## Prompt
Collect all the lines that mention the word "التعلم".

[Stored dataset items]
** start **
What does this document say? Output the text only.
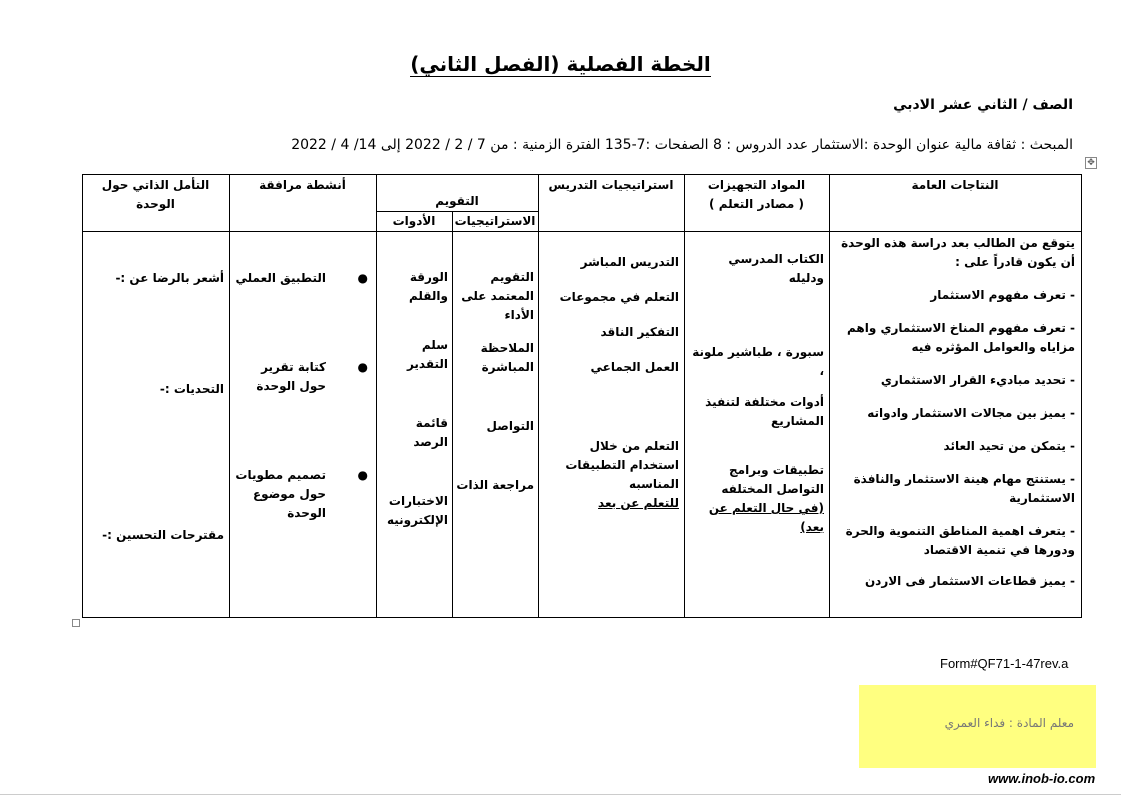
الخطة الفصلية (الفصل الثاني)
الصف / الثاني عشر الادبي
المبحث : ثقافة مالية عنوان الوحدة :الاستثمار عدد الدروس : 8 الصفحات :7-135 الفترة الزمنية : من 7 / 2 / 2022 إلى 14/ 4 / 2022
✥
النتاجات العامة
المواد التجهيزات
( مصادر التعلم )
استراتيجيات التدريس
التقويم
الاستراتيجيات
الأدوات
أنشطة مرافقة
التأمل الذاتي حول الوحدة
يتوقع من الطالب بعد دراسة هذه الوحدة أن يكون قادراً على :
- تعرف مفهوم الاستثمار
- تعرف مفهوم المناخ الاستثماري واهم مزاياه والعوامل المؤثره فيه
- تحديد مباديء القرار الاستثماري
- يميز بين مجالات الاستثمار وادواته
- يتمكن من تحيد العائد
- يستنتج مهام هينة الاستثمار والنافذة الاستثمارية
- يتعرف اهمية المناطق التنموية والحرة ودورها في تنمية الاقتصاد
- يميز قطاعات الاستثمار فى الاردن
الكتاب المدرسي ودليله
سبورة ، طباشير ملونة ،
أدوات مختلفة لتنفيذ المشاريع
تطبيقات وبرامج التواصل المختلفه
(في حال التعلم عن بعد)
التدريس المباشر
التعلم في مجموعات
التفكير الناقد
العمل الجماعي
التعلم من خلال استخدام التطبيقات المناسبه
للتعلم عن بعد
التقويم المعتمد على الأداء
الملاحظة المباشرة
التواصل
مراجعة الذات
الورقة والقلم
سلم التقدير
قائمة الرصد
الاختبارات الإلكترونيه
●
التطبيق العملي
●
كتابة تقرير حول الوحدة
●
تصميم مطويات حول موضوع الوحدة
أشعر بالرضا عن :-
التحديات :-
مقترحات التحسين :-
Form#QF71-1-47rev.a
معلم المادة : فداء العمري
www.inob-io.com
** end **
## Answer to the exercise
( مصادر التعلم )
(في حال التعلم عن بعد)
التعلم في مجموعات
التعلم من خلال استخدام التطبيقات المناسبه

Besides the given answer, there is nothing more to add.